---- Document segment

Boost logo

Boost :

From: Alberto Barbati (abarbati_at_[hidden])
Date: 2003-01-07 16:53:14


First of all, thanks to everybody for your feedback. I realized that my
message was a bit arrogant about the lack of interest... I apologize for
that and I promise I'll give my best to get this library to boost standards!

Dietmar Kuehl wrote:
> - The 'state' argument for the various facet functions is normally accessed
> as a plain integer in your code. However, eg. 'std::mbstate_t' is not an
> integer at all. In fact, it is implementation defined and can thus be
> something entirely different on each platform. I'd suggest to provide some
> from of accessor functions to read or write objects of this type, possibly
> in the form of some traits class. This could then be used to cope with
> differences and/or more complex organization of the state type.

That's a good point. On my platform (Win32) mbstate_t indeed is a
typedef to "int" and thus satisfies all requirements (i.e.: being an
integer type capable of containing an unsigned 21-bit value). I was
aware that this is not the case on other platforms, but I made the
assumption anyway simply because the user is not really required to use
mbstate_t. One can use a char traits class different from
std::char_traits<T>, that defines a suitable state type. For example:

template <typename T>
struct MyTraits : public std::char_traits<T>
{
     typedef boost::uint32_t state_type;
};

then use basic_fstream<T, MyTraits<T> > instead of basic_fstream<T>.

[I just tried that and found a typo in correctness_test.hpp that
prevents the test suite to compile, but nothing too serious]

Of course I have to document this ;)

If you believe that harnessing with the char traits class is
undesirable, or simply "too much", I see no problems in adding those
accessors function as you suggest.

> - Falling back to UTF-16 in cases where the Unicode characters may not
> fit into the words is one possible approach to deal with the characters.

--------

- [What you will do]:
1/ Duplicate the part of the Boost mailing-list post that runs from "then use basic_fstream<T, MyTraits<T>" up to and including "as you suggest.".
2/ Rewrite the paragraph of the Boost mailing-list post that begins "That's a good point." as a short bulleted list that keeps its main facts.
3/ Decide whether each statement agrees with the Boost mailing-list post, and support each yes or no with the deciding words of the post.
(a) The writer works on the Win32 platform.
(b) The writer reports a typo in correctness_test.hpp that stops the test suite from compiling.
(c) The writer refuses to add the accessor functions that Dietmar Kuehl proposed.

---- Collected material

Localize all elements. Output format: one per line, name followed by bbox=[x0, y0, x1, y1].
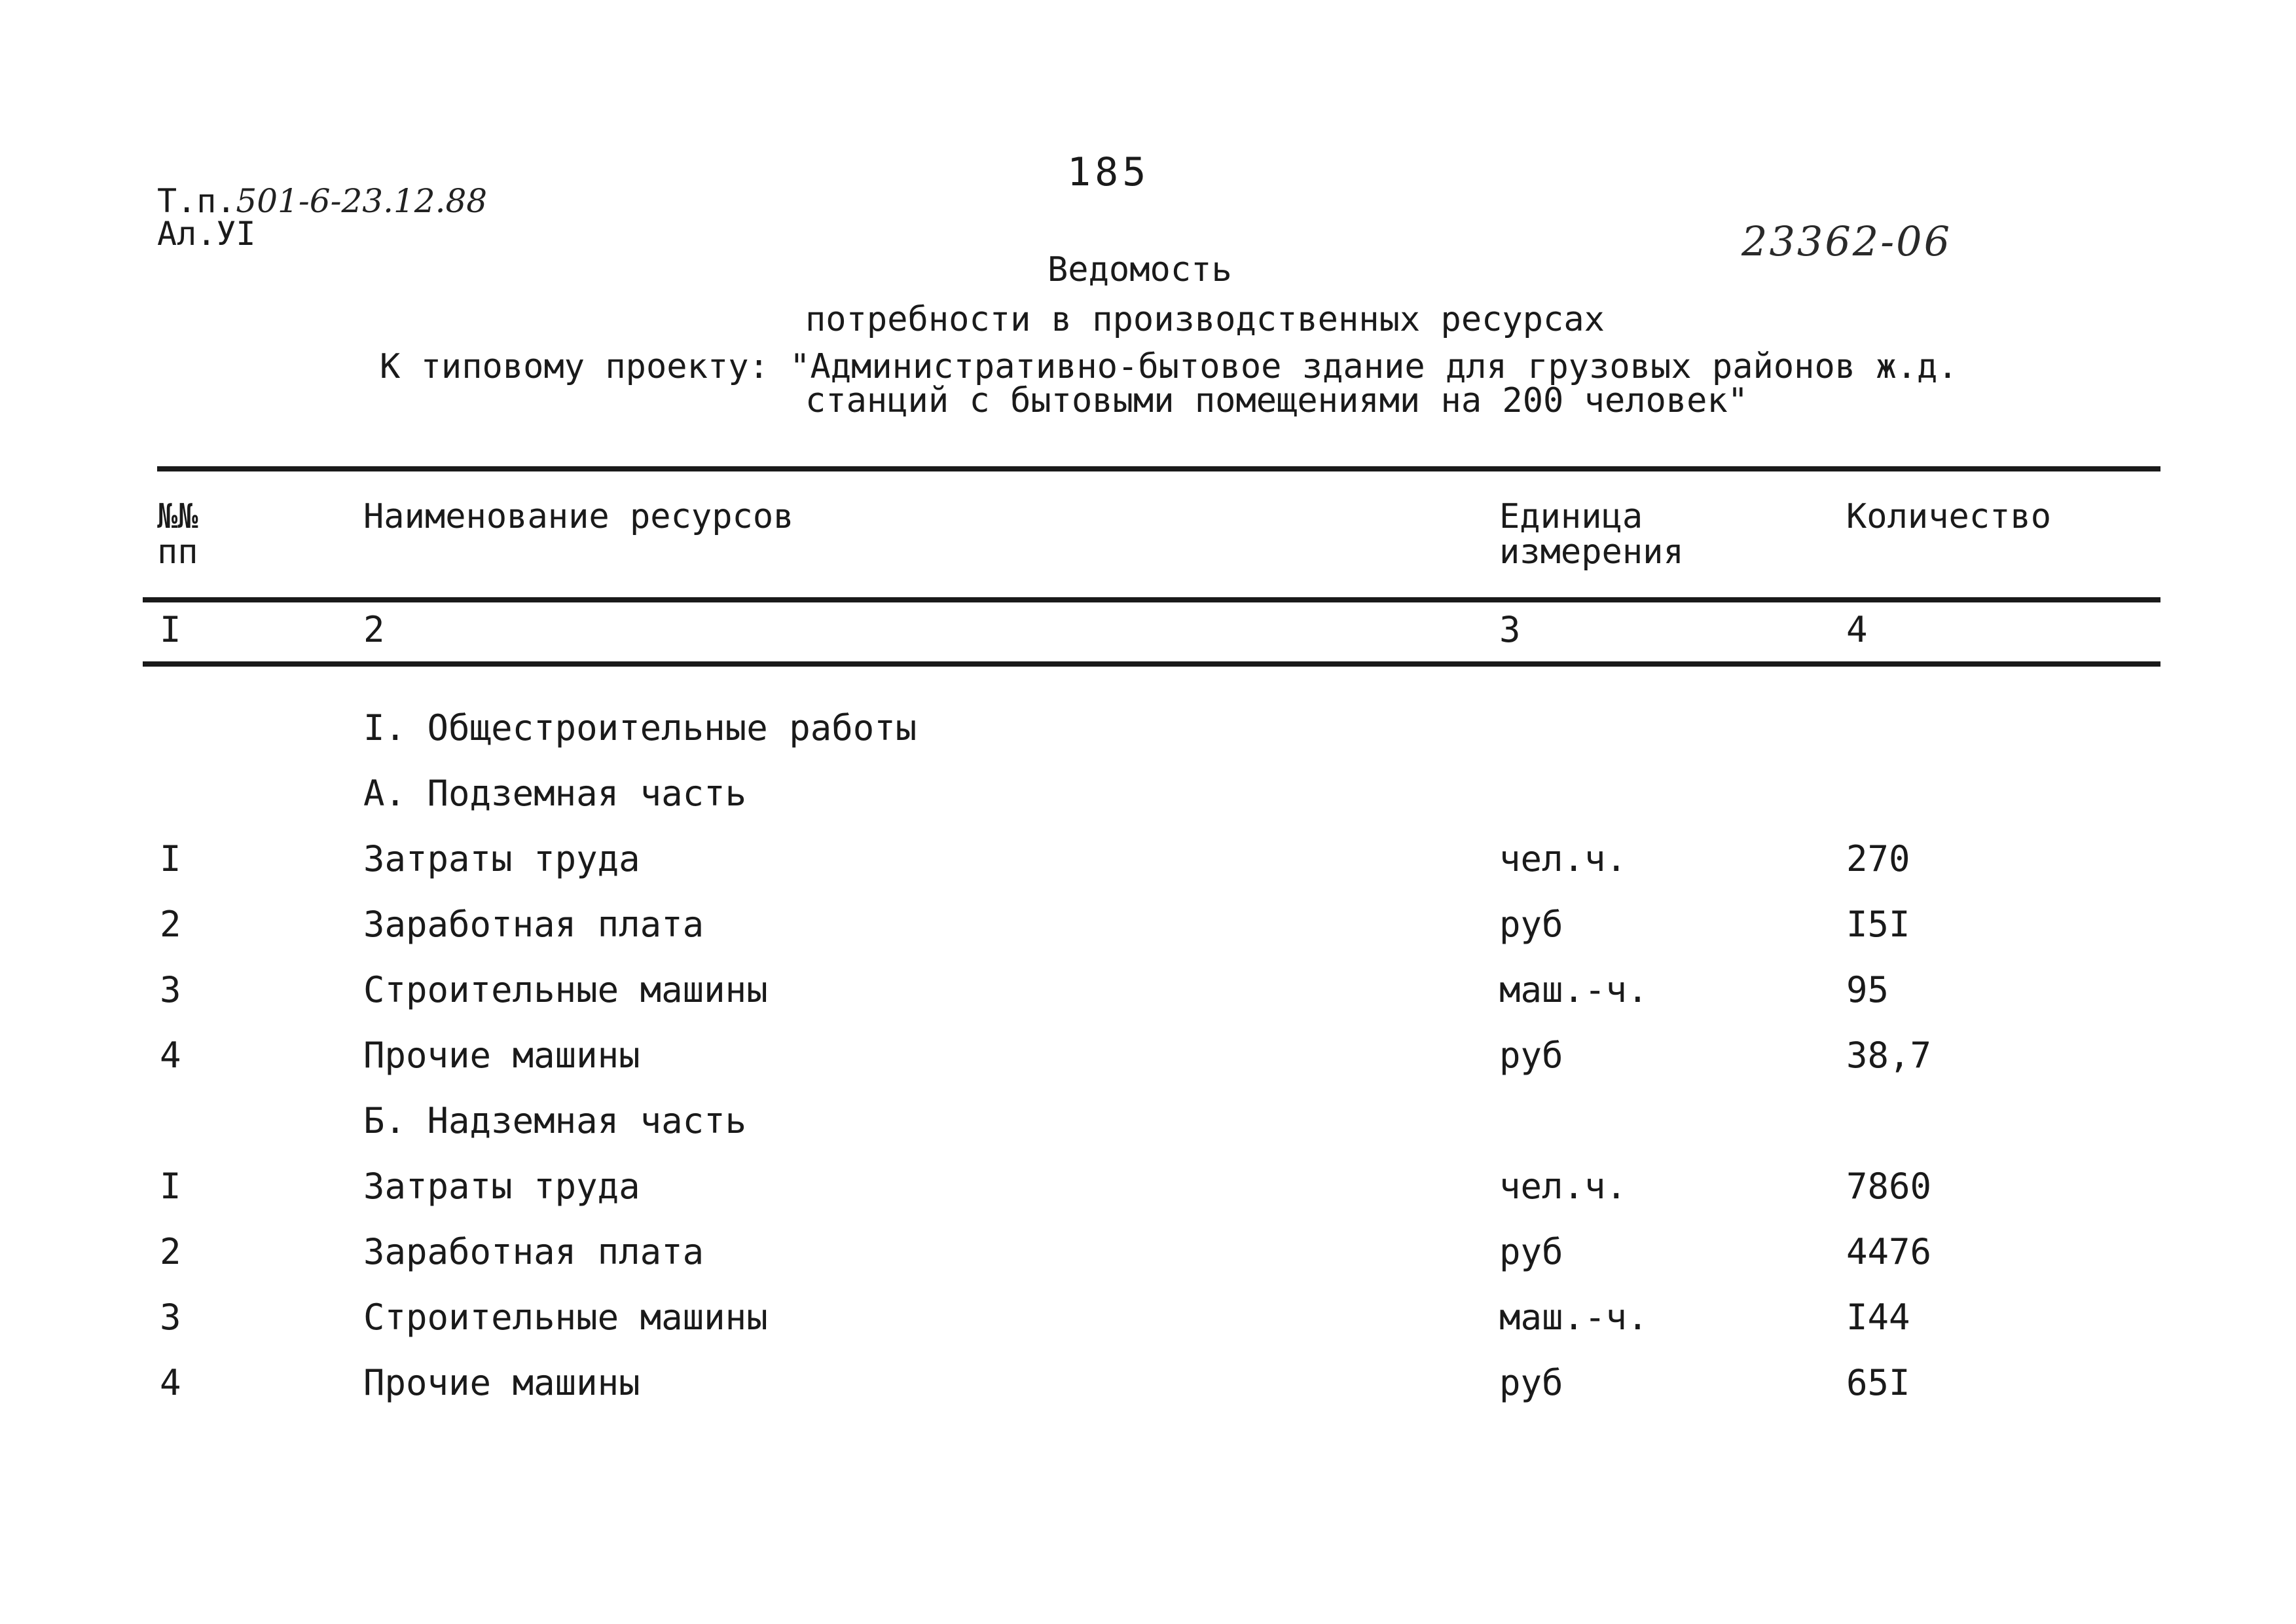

--------

- [Outputs in order]:
1/
then use basic_fstream<T, MyTraits<T> > instead of basic_fstream<T>.

[I just tried that and found a typo in correctness_test.hpp that
prevents the test suite to compile, but nothing too serious]

Of course I have to document this ;)

If you believe that harnessing with the char traits class is
undesirable, or simply "too much", I see no problems in adding those
accessors function as you suggest.

2/
- On Win32, mbstate_t is a typedef to "int", so it meets all requirements: it is an integer type that can hold an unsigned 21-bit value.
- The writer knew this is not true on other platforms but made the assumption anyway, because the user is not required to use mbstate_t.
- Instead, a user can supply a char traits class other than std::char_traits<T> that defines a suitable state type.

3/
(a) Yes: "On my platform (Win32) mbstate_t indeed is a typedef to "int""
(b) Yes: "found a typo in correctness_test.hpp that prevents the test suite to compile"
(c) No: "I see no problems in adding those accessors function as you suggest."